[Dataset listings of figures]
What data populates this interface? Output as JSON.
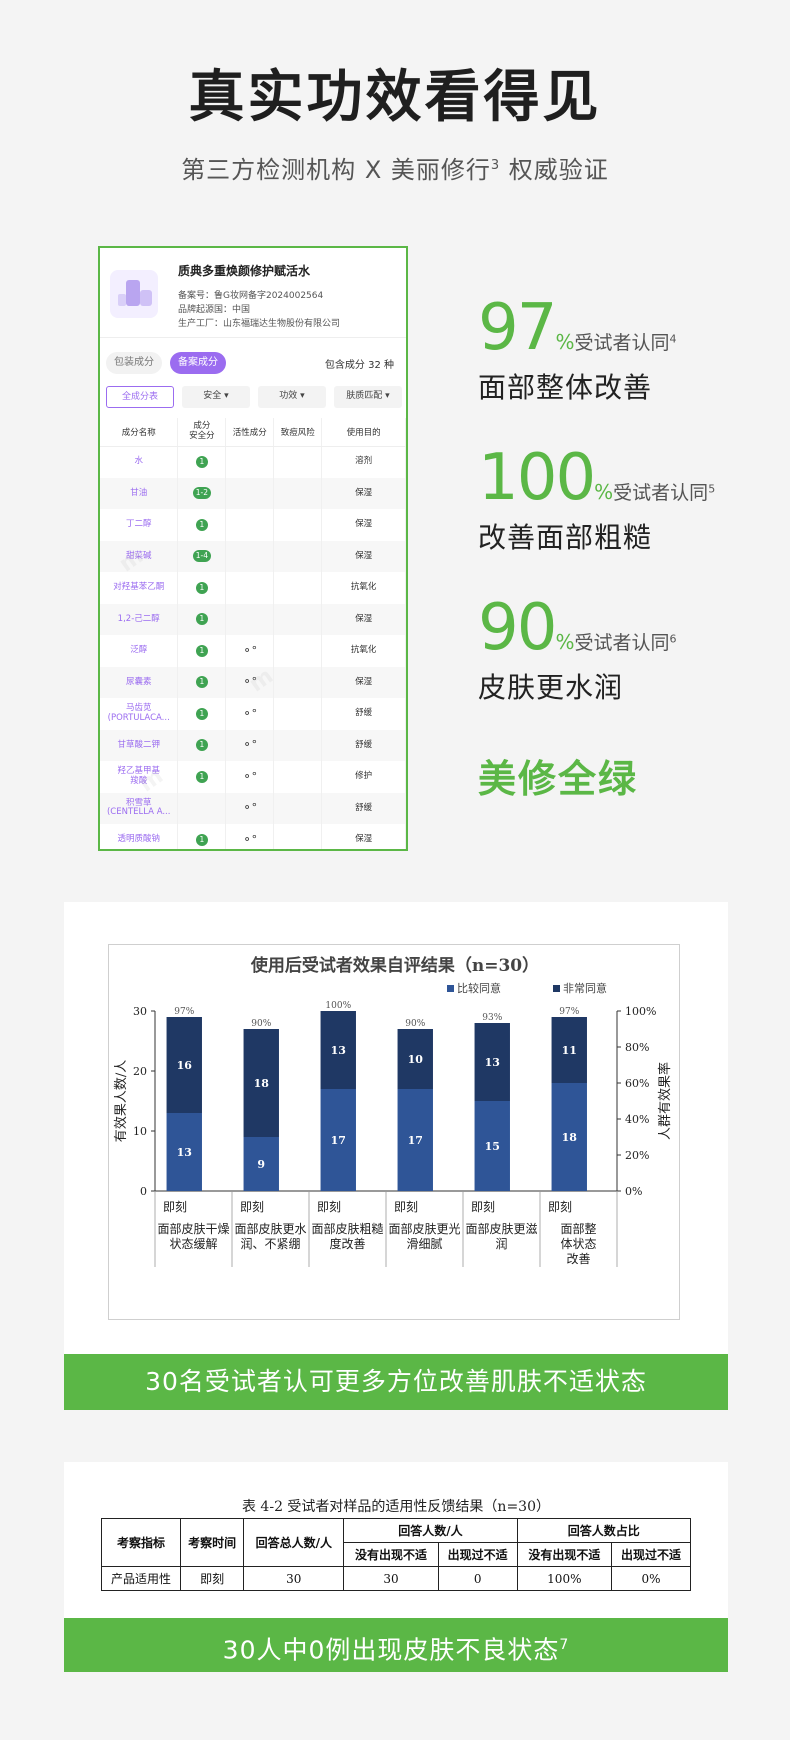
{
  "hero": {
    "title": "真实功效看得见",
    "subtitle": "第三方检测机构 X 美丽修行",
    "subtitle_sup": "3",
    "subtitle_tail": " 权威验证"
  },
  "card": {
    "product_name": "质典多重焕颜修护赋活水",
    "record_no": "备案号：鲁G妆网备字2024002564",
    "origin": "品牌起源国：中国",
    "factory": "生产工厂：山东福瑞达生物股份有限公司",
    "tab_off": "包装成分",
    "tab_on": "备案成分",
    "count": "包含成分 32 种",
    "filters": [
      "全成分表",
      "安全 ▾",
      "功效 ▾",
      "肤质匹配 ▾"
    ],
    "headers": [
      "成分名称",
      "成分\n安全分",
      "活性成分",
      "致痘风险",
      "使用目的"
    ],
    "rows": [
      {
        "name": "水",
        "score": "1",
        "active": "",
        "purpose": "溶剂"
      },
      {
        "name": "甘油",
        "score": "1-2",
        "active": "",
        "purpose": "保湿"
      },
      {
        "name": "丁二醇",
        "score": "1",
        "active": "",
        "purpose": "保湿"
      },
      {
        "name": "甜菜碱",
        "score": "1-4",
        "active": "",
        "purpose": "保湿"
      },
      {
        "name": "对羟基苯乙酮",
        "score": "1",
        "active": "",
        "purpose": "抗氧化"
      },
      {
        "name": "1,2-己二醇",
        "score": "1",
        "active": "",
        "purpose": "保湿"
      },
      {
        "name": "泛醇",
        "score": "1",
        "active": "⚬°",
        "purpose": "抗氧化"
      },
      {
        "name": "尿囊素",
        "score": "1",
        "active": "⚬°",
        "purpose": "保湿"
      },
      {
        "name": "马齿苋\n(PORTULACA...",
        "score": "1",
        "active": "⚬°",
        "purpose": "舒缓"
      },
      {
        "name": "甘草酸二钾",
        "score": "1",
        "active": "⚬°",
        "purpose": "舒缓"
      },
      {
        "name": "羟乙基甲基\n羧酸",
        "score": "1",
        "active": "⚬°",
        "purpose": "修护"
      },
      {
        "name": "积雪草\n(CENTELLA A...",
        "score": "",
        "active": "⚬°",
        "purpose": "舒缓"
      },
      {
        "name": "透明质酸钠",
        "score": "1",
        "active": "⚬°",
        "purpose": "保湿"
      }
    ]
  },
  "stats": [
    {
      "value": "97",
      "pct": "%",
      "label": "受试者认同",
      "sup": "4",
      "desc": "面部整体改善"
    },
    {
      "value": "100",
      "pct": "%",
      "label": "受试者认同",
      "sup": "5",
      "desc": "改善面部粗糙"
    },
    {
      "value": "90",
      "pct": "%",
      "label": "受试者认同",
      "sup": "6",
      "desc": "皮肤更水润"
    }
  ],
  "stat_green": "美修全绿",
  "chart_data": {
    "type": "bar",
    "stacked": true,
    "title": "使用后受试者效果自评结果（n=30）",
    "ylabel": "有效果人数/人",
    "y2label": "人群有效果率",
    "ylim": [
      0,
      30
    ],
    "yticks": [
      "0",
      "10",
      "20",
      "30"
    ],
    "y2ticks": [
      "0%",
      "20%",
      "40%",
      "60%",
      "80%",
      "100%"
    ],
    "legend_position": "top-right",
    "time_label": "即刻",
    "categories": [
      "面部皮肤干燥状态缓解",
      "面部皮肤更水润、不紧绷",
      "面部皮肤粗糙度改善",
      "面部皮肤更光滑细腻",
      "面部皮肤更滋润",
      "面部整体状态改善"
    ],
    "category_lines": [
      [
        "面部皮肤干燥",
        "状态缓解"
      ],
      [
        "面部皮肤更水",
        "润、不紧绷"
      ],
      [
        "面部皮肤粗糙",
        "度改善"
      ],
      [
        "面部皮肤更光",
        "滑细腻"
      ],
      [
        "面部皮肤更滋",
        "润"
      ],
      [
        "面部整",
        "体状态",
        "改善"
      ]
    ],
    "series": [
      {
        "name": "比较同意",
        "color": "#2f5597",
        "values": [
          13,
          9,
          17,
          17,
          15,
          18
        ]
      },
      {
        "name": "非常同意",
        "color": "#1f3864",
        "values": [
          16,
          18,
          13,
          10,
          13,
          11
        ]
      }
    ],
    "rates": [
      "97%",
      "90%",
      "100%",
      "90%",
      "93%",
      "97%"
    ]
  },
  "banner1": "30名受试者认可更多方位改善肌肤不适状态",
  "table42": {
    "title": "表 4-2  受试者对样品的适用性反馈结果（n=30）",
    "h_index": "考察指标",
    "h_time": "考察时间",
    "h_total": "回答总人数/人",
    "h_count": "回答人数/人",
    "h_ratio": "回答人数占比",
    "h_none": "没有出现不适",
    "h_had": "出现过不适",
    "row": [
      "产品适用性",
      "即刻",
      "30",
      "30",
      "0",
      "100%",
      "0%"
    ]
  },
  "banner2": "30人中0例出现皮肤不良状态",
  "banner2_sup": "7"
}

▶ **REQUIREMENT**: Copy all the records above exactly, but leave out the pictures.

▶ **EXPECTED ANSWER**:
What data populates this interface? Output as JSON.
{
  "hero": {
    "title": "真实功效看得见",
    "subtitle": "第三方检测机构 X 美丽修行",
    "subtitle_sup": "3",
    "subtitle_tail": " 权威验证"
  },
  "card": {
    "product_name": "质典多重焕颜修护赋活水",
    "record_no": "备案号：鲁G妆网备字2024002564",
    "origin": "品牌起源国：中国",
    "factory": "生产工厂：山东福瑞达生物股份有限公司",
    "tab_off": "包装成分",
    "tab_on": "备案成分",
    "count": "包含成分 32 种",
    "filters": [
      "全成分表",
      "安全 ▾",
      "功效 ▾",
      "肤质匹配 ▾"
    ],
    "headers": [
      "成分名称",
      "成分\n安全分",
      "活性成分",
      "致痘风险",
      "使用目的"
    ],
    "rows": [
      {
        "name": "水",
        "score": "1",
        "active": "",
        "purpose": "溶剂"
      },
      {
        "name": "甘油",
        "score": "1-2",
        "active": "",
        "purpose": "保湿"
      },
      {
        "name": "丁二醇",
        "score": "1",
        "active": "",
        "purpose": "保湿"
      },
      {
        "name": "甜菜碱",
        "score": "1-4",
        "active": "",
        "purpose": "保湿"
      },
      {
        "name": "对羟基苯乙酮",
        "score": "1",
        "active": "",
        "purpose": "抗氧化"
      },
      {
        "name": "1,2-己二醇",
        "score": "1",
        "active": "",
        "purpose": "保湿"
      },
      {
        "name": "泛醇",
        "score": "1",
        "active": "⚬°",
        "purpose": "抗氧化"
      },
      {
        "name": "尿囊素",
        "score": "1",
        "active": "⚬°",
        "purpose": "保湿"
      },
      {
        "name": "马齿苋\n(PORTULACA...",
        "score": "1",
        "active": "⚬°",
        "purpose": "舒缓"
      },
      {
        "name": "甘草酸二钾",
        "score": "1",
        "active": "⚬°",
        "purpose": "舒缓"
      },
      {
        "name": "羟乙基甲基\n羧酸",
        "score": "1",
        "active": "⚬°",
        "purpose": "修护"
      },
      {
        "name": "积雪草\n(CENTELLA A...",
        "score": "",
        "active": "⚬°",
        "purpose": "舒缓"
      },
      {
        "name": "透明质酸钠",
        "score": "1",
        "active": "⚬°",
        "purpose": "保湿"
      }
    ]
  },
  "stats": [
    {
      "value": "97",
      "pct": "%",
      "label": "受试者认同",
      "sup": "4",
      "desc": "面部整体改善"
    },
    {
      "value": "100",
      "pct": "%",
      "label": "受试者认同",
      "sup": "5",
      "desc": "改善面部粗糙"
    },
    {
      "value": "90",
      "pct": "%",
      "label": "受试者认同",
      "sup": "6",
      "desc": "皮肤更水润"
    }
  ],
  "stat_green": "美修全绿",
  "chart_data": {
    "type": "bar",
    "stacked": true,
    "title": "使用后受试者效果自评结果（n=30）",
    "ylabel": "有效果人数/人",
    "y2label": "人群有效果率",
    "ylim": [
      0,
      30
    ],
    "yticks": [
      "0",
      "10",
      "20",
      "30"
    ],
    "y2ticks": [
      "0%",
      "20%",
      "40%",
      "60%",
      "80%",
      "100%"
    ],
    "legend_position": "top-right",
    "time_label": "即刻",
    "categories": [
      "面部皮肤干燥状态缓解",
      "面部皮肤更水润、不紧绷",
      "面部皮肤粗糙度改善",
      "面部皮肤更光滑细腻",
      "面部皮肤更滋润",
      "面部整体状态改善"
    ],
    "category_lines": [
      [
        "面部皮肤干燥",
        "状态缓解"
      ],
      [
        "面部皮肤更水",
        "润、不紧绷"
      ],
      [
        "面部皮肤粗糙",
        "度改善"
      ],
      [
        "面部皮肤更光",
        "滑细腻"
      ],
      [
        "面部皮肤更滋",
        "润"
      ],
      [
        "面部整",
        "体状态",
        "改善"
      ]
    ],
    "series": [
      {
        "name": "比较同意",
        "color": "#2f5597",
        "values": [
          13,
          9,
          17,
          17,
          15,
          18
        ]
      },
      {
        "name": "非常同意",
        "color": "#1f3864",
        "values": [
          16,
          18,
          13,
          10,
          13,
          11
        ]
      }
    ],
    "rates": [
      "97%",
      "90%",
      "100%",
      "90%",
      "93%",
      "97%"
    ]
  },
  "banner1": "30名受试者认可更多方位改善肌肤不适状态",
  "table42": {
    "title": "表 4-2  受试者对样品的适用性反馈结果（n=30）",
    "h_index": "考察指标",
    "h_time": "考察时间",
    "h_total": "回答总人数/人",
    "h_count": "回答人数/人",
    "h_ratio": "回答人数占比",
    "h_none": "没有出现不适",
    "h_had": "出现过不适",
    "row": [
      "产品适用性",
      "即刻",
      "30",
      "30",
      "0",
      "100%",
      "0%"
    ]
  },
  "banner2": "30人中0例出现皮肤不良状态",
  "banner2_sup": "7"
}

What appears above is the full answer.